### Data
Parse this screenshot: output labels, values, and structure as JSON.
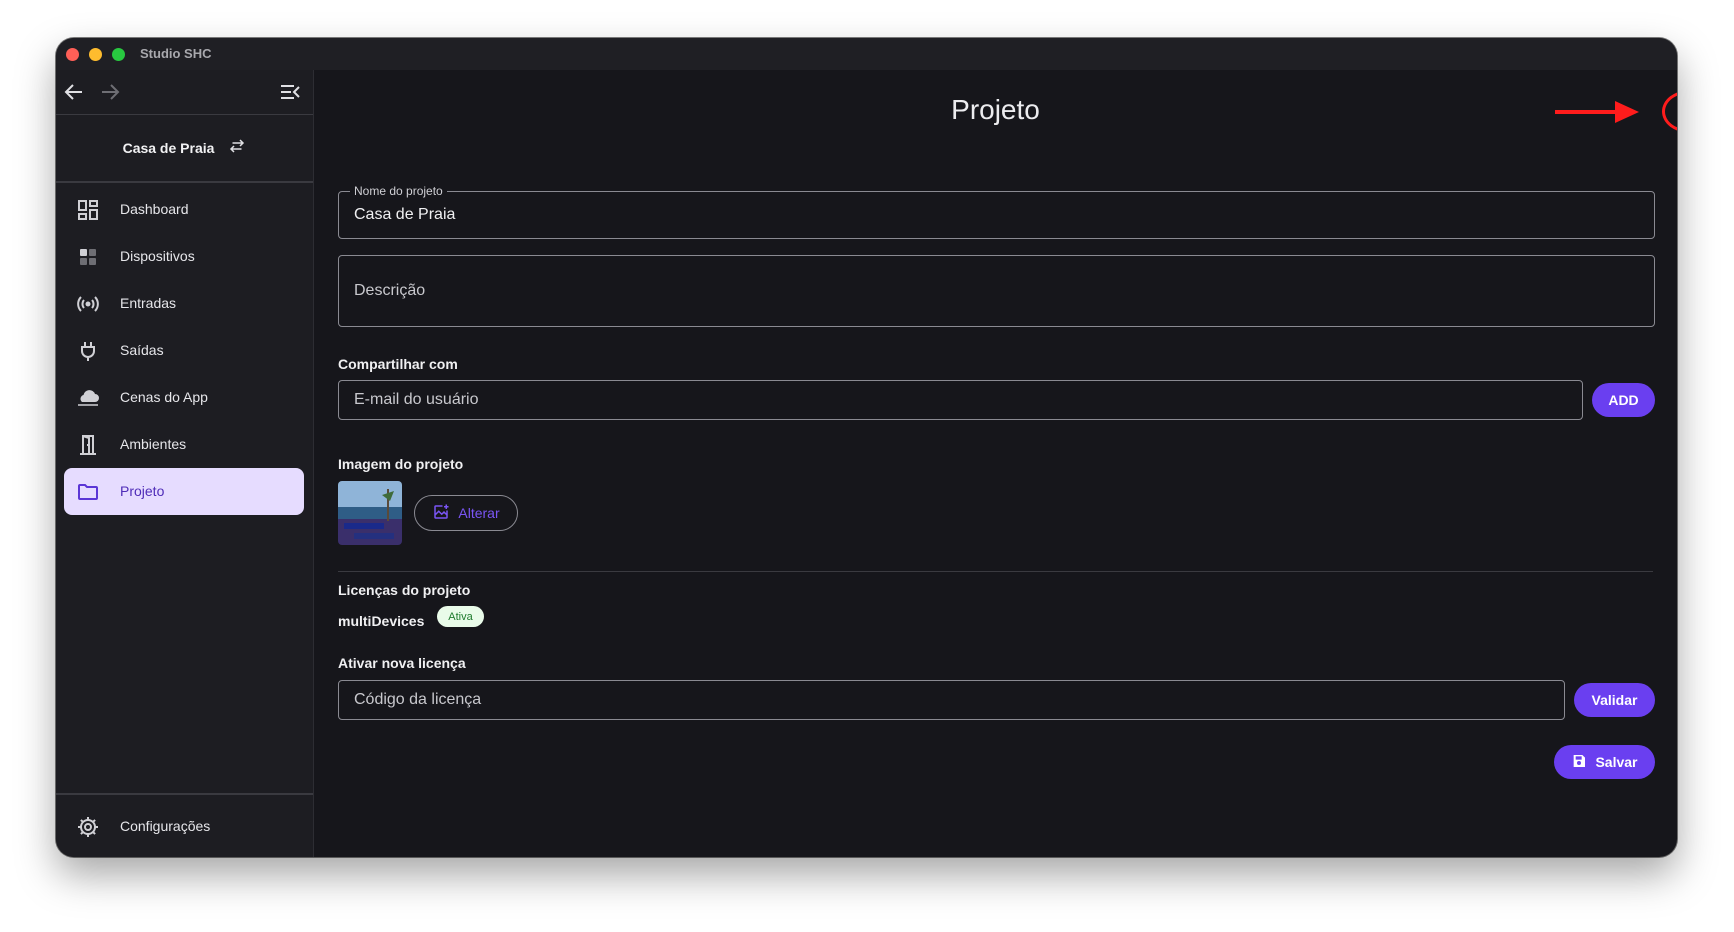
{
  "window": {
    "title": "Studio SHC"
  },
  "sidebar": {
    "project_name": "Casa de Praia",
    "items": [
      {
        "label": "Dashboard"
      },
      {
        "label": "Dispositivos"
      },
      {
        "label": "Entradas"
      },
      {
        "label": "Saídas"
      },
      {
        "label": "Cenas do App"
      },
      {
        "label": "Ambientes"
      },
      {
        "label": "Projeto"
      }
    ],
    "settings_label": "Configurações"
  },
  "main": {
    "title": "Projeto",
    "name_field": {
      "label": "Nome do projeto",
      "value": "Casa de Praia"
    },
    "description_field": {
      "placeholder": "Descrição"
    },
    "share": {
      "label": "Compartilhar com",
      "placeholder": "E-mail do usuário",
      "add_label": "ADD"
    },
    "image": {
      "label": "Imagem do projeto",
      "change_label": "Alterar"
    },
    "licenses": {
      "label": "Licenças do projeto",
      "name": "multiDevices",
      "status": "Ativa"
    },
    "activate": {
      "label": "Ativar nova licença",
      "placeholder": "Código da licença",
      "validate_label": "Validar"
    },
    "save_label": "Salvar"
  },
  "colors": {
    "accent": "#6a3ff0",
    "active_bg": "#e6dcff",
    "annotation": "#ff1c1c",
    "badge_bg": "#e9fbe9"
  }
}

### Exercise details
Identify every line holding the word "Casa" and copy it out.

### Written response
    "project_name": "Casa de Praia",
      "value": "Casa de Praia"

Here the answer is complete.